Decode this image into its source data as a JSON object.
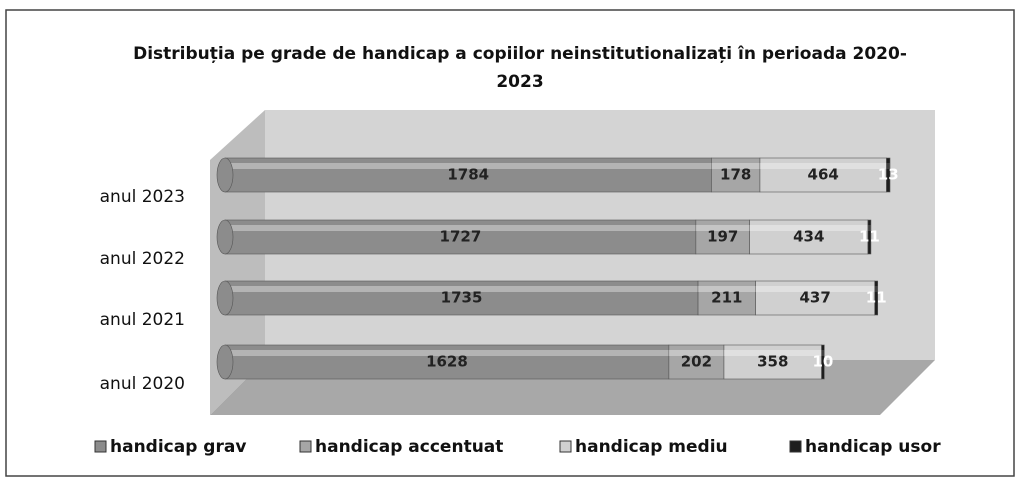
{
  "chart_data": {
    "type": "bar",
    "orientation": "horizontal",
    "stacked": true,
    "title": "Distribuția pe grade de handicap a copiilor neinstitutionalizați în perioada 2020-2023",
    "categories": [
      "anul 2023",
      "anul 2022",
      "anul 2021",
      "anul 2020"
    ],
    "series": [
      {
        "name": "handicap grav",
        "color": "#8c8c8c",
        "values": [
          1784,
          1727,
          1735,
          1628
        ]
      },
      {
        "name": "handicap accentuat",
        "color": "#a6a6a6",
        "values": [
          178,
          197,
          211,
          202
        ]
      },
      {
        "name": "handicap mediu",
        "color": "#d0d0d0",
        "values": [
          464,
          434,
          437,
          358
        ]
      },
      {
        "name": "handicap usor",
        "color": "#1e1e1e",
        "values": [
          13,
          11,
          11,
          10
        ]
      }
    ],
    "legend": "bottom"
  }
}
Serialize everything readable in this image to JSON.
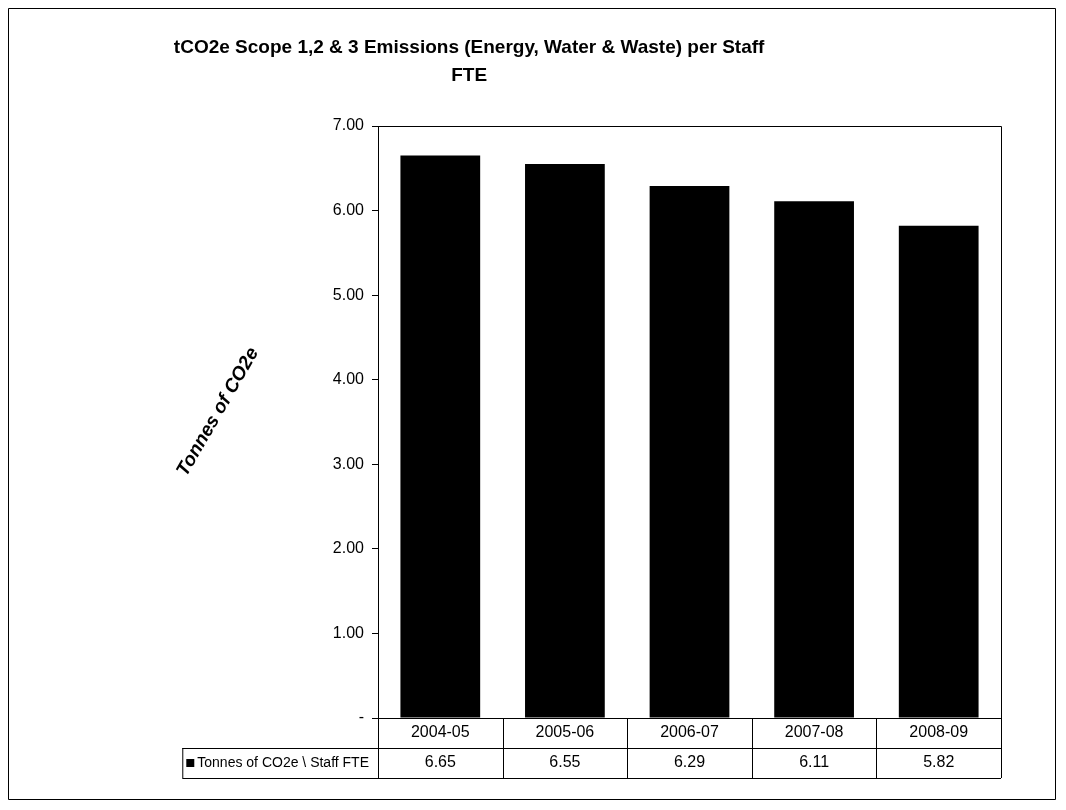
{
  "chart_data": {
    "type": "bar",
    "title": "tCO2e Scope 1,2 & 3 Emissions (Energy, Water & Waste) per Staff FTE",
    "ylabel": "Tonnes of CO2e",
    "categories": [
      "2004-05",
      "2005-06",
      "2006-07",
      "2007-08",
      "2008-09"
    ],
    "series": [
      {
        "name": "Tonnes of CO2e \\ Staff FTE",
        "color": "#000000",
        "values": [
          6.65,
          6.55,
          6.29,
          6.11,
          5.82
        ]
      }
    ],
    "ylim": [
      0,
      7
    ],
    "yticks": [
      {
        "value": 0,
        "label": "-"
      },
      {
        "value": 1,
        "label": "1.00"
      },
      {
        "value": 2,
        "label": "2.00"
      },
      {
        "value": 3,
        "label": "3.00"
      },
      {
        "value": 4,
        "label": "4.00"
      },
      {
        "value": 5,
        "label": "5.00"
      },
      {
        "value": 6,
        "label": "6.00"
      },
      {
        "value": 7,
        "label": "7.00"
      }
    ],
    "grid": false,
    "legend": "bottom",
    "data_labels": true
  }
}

• STATED EXERCISE: Pick out the lines that have the word "title". Copy them all.

• TASK SOLUTION:
    "title": "Distribuția pe grade de handicap a copiilor neinstitutionalizați în perioada 2020-2023",
    "title": "tCO2e Scope 1,2 & 3 Emissions (Energy, Water & Waste) per Staff FTE",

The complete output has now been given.